Return the whole listing exactly as it stands.

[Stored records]
++++++++++++++++++++
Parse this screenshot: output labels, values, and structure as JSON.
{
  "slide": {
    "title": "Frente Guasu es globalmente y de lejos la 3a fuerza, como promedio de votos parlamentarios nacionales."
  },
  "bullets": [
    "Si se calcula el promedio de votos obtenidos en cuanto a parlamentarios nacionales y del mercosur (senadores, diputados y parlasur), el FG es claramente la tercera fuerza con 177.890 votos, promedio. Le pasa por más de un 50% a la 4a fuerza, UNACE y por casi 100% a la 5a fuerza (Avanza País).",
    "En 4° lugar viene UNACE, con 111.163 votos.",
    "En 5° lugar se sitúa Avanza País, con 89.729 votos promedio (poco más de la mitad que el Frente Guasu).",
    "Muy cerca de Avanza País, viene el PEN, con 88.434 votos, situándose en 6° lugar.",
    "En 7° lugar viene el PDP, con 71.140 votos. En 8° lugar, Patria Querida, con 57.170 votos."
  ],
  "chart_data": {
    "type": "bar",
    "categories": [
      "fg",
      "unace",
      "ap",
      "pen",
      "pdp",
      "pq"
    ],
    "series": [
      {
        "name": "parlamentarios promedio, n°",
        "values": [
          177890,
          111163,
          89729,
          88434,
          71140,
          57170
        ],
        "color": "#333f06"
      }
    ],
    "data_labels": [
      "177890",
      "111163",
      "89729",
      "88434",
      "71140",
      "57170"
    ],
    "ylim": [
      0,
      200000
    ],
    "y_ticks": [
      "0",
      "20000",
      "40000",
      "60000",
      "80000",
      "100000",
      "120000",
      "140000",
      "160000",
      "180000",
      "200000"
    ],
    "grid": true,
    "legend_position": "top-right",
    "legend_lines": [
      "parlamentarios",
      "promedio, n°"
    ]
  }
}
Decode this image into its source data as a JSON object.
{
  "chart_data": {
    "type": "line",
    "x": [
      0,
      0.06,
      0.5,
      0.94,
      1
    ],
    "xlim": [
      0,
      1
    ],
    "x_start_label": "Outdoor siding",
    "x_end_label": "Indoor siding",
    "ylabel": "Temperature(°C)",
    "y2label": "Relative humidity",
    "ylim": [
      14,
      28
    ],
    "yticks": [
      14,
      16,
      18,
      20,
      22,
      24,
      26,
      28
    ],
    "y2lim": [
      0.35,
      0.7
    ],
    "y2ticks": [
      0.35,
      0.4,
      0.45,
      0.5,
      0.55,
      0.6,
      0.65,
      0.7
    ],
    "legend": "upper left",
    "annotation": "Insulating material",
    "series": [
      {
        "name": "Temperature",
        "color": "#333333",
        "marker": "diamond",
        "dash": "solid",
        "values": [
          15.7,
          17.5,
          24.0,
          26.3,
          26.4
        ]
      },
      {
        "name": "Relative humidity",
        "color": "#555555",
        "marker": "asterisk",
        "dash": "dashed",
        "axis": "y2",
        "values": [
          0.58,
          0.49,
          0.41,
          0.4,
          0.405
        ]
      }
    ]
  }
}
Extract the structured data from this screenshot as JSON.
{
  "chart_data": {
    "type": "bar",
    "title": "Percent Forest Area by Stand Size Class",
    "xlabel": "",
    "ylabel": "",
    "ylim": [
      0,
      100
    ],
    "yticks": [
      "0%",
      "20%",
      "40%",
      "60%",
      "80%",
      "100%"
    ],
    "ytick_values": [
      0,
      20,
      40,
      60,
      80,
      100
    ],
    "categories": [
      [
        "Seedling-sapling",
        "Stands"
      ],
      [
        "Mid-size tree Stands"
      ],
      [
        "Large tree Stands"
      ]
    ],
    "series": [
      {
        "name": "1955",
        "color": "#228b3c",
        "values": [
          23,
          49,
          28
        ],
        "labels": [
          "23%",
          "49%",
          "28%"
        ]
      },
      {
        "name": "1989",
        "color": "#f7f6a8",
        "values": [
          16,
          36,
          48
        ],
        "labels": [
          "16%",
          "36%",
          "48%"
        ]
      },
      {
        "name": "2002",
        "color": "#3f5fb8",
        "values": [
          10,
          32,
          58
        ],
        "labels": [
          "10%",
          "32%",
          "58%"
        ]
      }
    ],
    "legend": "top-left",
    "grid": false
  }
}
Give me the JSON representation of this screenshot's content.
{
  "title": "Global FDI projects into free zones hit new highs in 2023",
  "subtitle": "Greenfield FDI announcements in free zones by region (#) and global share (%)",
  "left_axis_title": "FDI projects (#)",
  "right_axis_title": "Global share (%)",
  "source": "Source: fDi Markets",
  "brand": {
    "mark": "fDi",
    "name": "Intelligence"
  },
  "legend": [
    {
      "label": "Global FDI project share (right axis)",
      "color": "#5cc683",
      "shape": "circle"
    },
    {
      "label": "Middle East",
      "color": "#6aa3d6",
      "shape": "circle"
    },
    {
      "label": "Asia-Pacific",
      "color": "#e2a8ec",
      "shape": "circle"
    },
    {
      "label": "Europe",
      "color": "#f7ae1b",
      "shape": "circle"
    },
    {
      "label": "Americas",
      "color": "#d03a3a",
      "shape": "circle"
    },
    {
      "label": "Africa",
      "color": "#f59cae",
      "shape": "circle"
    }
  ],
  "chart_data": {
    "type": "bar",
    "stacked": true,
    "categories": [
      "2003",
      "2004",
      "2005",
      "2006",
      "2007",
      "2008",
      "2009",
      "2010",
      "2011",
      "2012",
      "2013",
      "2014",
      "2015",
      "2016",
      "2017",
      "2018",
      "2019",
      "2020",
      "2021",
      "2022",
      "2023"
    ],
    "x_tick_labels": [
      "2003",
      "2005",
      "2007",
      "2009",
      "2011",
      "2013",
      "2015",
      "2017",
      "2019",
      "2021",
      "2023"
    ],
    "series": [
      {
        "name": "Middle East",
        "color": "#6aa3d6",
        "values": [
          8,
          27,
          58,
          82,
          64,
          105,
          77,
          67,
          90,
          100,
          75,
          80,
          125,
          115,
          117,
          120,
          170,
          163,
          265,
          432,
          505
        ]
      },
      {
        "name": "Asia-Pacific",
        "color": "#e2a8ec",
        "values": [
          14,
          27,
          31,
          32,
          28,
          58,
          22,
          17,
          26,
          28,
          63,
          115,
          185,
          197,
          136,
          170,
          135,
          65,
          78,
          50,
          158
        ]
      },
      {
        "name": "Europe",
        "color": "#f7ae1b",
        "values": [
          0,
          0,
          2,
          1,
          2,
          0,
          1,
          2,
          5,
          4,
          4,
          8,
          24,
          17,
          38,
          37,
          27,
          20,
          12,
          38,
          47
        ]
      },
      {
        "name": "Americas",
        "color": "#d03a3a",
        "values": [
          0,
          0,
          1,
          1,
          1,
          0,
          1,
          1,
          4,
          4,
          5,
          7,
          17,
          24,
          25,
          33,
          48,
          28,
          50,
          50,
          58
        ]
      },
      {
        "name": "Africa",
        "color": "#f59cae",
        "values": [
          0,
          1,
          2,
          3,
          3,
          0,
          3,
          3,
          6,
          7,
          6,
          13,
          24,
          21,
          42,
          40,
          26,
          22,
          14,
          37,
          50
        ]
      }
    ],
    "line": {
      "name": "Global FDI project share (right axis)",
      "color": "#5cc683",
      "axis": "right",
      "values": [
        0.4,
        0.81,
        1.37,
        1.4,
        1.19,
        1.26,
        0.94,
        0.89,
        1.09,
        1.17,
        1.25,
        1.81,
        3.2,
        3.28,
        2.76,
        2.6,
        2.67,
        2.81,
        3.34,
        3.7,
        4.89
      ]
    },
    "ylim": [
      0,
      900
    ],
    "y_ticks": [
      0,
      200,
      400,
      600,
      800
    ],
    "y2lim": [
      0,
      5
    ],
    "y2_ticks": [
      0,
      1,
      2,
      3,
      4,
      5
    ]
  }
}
++++++++++++++++++++
* REPLY:
Parse this screenshot: output labels, values, and structure as JSON.
{
  "slide": {
    "title": "Frente Guasu es globalmente y de lejos la 3a fuerza, como promedio de votos parlamentarios nacionales."
  },
  "bullets": [
    "Si se calcula el promedio de votos obtenidos en cuanto a parlamentarios nacionales y del mercosur (senadores, diputados y parlasur), el FG es claramente la tercera fuerza con 177.890 votos, promedio. Le pasa por más de un 50% a la 4a fuerza, UNACE y por casi 100% a la 5a fuerza (Avanza País).",
    "En 4° lugar viene UNACE, con 111.163 votos.",
    "En 5° lugar se sitúa Avanza País, con 89.729 votos promedio (poco más de la mitad que el Frente Guasu).",
    "Muy cerca de Avanza País, viene el PEN, con 88.434 votos, situándose en 6° lugar.",
    "En 7° lugar viene el PDP, con 71.140 votos. En 8° lugar, Patria Querida, con 57.170 votos."
  ],
  "chart_data": {
    "type": "bar",
    "categories": [
      "fg",
      "unace",
      "ap",
      "pen",
      "pdp",
      "pq"
    ],
    "series": [
      {
        "name": "parlamentarios promedio, n°",
        "values": [
          177890,
          111163,
          89729,
          88434,
          71140,
          57170
        ],
        "color": "#333f06"
      }
    ],
    "data_labels": [
      "177890",
      "111163",
      "89729",
      "88434",
      "71140",
      "57170"
    ],
    "ylim": [
      0,
      200000
    ],
    "y_ticks": [
      "0",
      "20000",
      "40000",
      "60000",
      "80000",
      "100000",
      "120000",
      "140000",
      "160000",
      "180000",
      "200000"
    ],
    "grid": true,
    "legend_position": "top-right",
    "legend_lines": [
      "parlamentarios",
      "promedio, n°"
    ]
  }
}
Decode this image into its source data as a JSON object.
{
  "chart_data": {
    "type": "line",
    "x": [
      0,
      0.06,
      0.5,
      0.94,
      1
    ],
    "xlim": [
      0,
      1
    ],
    "x_start_label": "Outdoor siding",
    "x_end_label": "Indoor siding",
    "ylabel": "Temperature(°C)",
    "y2label": "Relative humidity",
    "ylim": [
      14,
      28
    ],
    "yticks": [
      14,
      16,
      18,
      20,
      22,
      24,
      26,
      28
    ],
    "y2lim": [
      0.35,
      0.7
    ],
    "y2ticks": [
      0.35,
      0.4,
      0.45,
      0.5,
      0.55,
      0.6,
      0.65,
      0.7
    ],
    "legend": "upper left",
    "annotation": "Insulating material",
    "series": [
      {
        "name": "Temperature",
        "color": "#333333",
        "marker": "diamond",
        "dash": "solid",
        "values": [
          15.7,
          17.5,
          24.0,
          26.3,
          26.4
        ]
      },
      {
        "name": "Relative humidity",
        "color": "#555555",
        "marker": "asterisk",
        "dash": "dashed",
        "axis": "y2",
        "values": [
          0.58,
          0.49,
          0.41,
          0.4,
          0.405
        ]
      }
    ]
  }
}
Extract the structured data from this screenshot as JSON.
{
  "chart_data": {
    "type": "bar",
    "title": "Percent Forest Area by Stand Size Class",
    "xlabel": "",
    "ylabel": "",
    "ylim": [
      0,
      100
    ],
    "yticks": [
      "0%",
      "20%",
      "40%",
      "60%",
      "80%",
      "100%"
    ],
    "ytick_values": [
      0,
      20,
      40,
      60,
      80,
      100
    ],
    "categories": [
      [
        "Seedling-sapling",
        "Stands"
      ],
      [
        "Mid-size tree Stands"
      ],
      [
        "Large tree Stands"
      ]
    ],
    "series": [
      {
        "name": "1955",
        "color": "#228b3c",
        "values": [
          23,
          49,
          28
        ],
        "labels": [
          "23%",
          "49%",
          "28%"
        ]
      },
      {
        "name": "1989",
        "color": "#f7f6a8",
        "values": [
          16,
          36,
          48
        ],
        "labels": [
          "16%",
          "36%",
          "48%"
        ]
      },
      {
        "name": "2002",
        "color": "#3f5fb8",
        "values": [
          10,
          32,
          58
        ],
        "labels": [
          "10%",
          "32%",
          "58%"
        ]
      }
    ],
    "legend": "top-left",
    "grid": false
  }
}
Give me the JSON representation of this screenshot's content.
{
  "title": "Global FDI projects into free zones hit new highs in 2023",
  "subtitle": "Greenfield FDI announcements in free zones by region (#) and global share (%)",
  "left_axis_title": "FDI projects (#)",
  "right_axis_title": "Global share (%)",
  "source": "Source: fDi Markets",
  "brand": {
    "mark": "fDi",
    "name": "Intelligence"
  },
  "legend": [
    {
      "label": "Global FDI project share (right axis)",
      "color": "#5cc683",
      "shape": "circle"
    },
    {
      "label": "Middle East",
      "color": "#6aa3d6",
      "shape": "circle"
    },
    {
      "label": "Asia-Pacific",
      "color": "#e2a8ec",
      "shape": "circle"
    },
    {
      "label": "Europe",
      "color": "#f7ae1b",
      "shape": "circle"
    },
    {
      "label": "Americas",
      "color": "#d03a3a",
      "shape": "circle"
    },
    {
      "label": "Africa",
      "color": "#f59cae",
      "shape": "circle"
    }
  ],
  "chart_data": {
    "type": "bar",
    "stacked": true,
    "categories": [
      "2003",
      "2004",
      "2005",
      "2006",
      "2007",
      "2008",
      "2009",
      "2010",
      "2011",
      "2012",
      "2013",
      "2014",
      "2015",
      "2016",
      "2017",
      "2018",
      "2019",
      "2020",
      "2021",
      "2022",
      "2023"
    ],
    "x_tick_labels": [
      "2003",
      "2005",
      "2007",
      "2009",
      "2011",
      "2013",
      "2015",
      "2017",
      "2019",
      "2021",
      "2023"
    ],
    "series": [
      {
        "name": "Middle East",
        "color": "#6aa3d6",
        "values": [
          8,
          27,
          58,
          82,
          64,
          105,
          77,
          67,
          90,
          100,
          75,
          80,
          125,
          115,
          117,
          120,
          170,
          163,
          265,
          432,
          505
        ]
      },
      {
        "name": "Asia-Pacific",
        "color": "#e2a8ec",
        "values": [
          14,
          27,
          31,
          32,
          28,
          58,
          22,
          17,
          26,
          28,
          63,
          115,
          185,
          197,
          136,
          170,
          135,
          65,
          78,
          50,
          158
        ]
      },
      {
        "name": "Europe",
        "color": "#f7ae1b",
        "values": [
          0,
          0,
          2,
          1,
          2,
          0,
          1,
          2,
          5,
          4,
          4,
          8,
          24,
          17,
          38,
          37,
          27,
          20,
          12,
          38,
          47
        ]
      },
      {
        "name": "Americas",
        "color": "#d03a3a",
        "values": [
          0,
          0,
          1,
          1,
          1,
          0,
          1,
          1,
          4,
          4,
          5,
          7,
          17,
          24,
          25,
          33,
          48,
          28,
          50,
          50,
          58
        ]
      },
      {
        "name": "Africa",
        "color": "#f59cae",
        "values": [
          0,
          1,
          2,
          3,
          3,
          0,
          3,
          3,
          6,
          7,
          6,
          13,
          24,
          21,
          42,
          40,
          26,
          22,
          14,
          37,
          50
        ]
      }
    ],
    "line": {
      "name": "Global FDI project share (right axis)",
      "color": "#5cc683",
      "axis": "right",
      "values": [
        0.4,
        0.81,
        1.37,
        1.4,
        1.19,
        1.26,
        0.94,
        0.89,
        1.09,
        1.17,
        1.25,
        1.81,
        3.2,
        3.28,
        2.76,
        2.6,
        2.67,
        2.81,
        3.34,
        3.7,
        4.89
      ]
    },
    "ylim": [
      0,
      900
    ],
    "y_ticks": [
      0,
      200,
      400,
      600,
      800
    ],
    "y2lim": [
      0,
      5
    ],
    "y2_ticks": [
      0,
      1,
      2,
      3,
      4,
      5
    ]
  }
}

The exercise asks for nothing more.